• Given problem:
Would you extract the whole listing below and retype it exactly?

• Source data:

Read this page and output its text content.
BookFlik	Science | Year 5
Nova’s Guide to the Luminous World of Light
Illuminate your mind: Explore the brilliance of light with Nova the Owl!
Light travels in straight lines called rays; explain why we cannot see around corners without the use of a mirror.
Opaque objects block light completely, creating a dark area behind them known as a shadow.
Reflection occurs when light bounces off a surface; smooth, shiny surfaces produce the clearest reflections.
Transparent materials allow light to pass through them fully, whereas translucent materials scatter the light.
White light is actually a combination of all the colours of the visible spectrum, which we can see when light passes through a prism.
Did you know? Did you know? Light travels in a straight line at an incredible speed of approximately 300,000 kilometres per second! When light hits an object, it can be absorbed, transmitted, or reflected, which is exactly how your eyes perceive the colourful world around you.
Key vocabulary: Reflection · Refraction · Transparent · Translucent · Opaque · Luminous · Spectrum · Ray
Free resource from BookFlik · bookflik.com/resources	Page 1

• Complete output:
Read this page and output its text content.
BookFlik	Science | Year 5
Nova’s Guide to the Luminous World of Light
Illuminate your mind: Explore the brilliance of light with Nova the Owl!
Light travels in straight lines called rays; explain why we cannot see around corners without the use of a mirror.
Opaque objects block light completely, creating a dark area behind them known as a shadow.
Reflection occurs when light bounces off a surface; smooth, shiny surfaces produce the clearest reflections.
Transparent materials allow light to pass through them fully, whereas translucent materials scatter the light.
White light is actually a combination of all the colours of the visible spectrum, which we can see when light passes through a prism.
Did you know? Did you know? Light travels in a straight line at an incredible speed of approximately 300,000 kilometres per second! When light hits an object, it can be absorbed, transmitted, or reflected, which is exactly how your eyes perceive the colourful world around you.
Key vocabulary: Reflection · Refraction · Transparent · Translucent · Opaque · Luminous · Spectrum · Ray
Free resource from BookFlik · bookflik.com/resources	Page 1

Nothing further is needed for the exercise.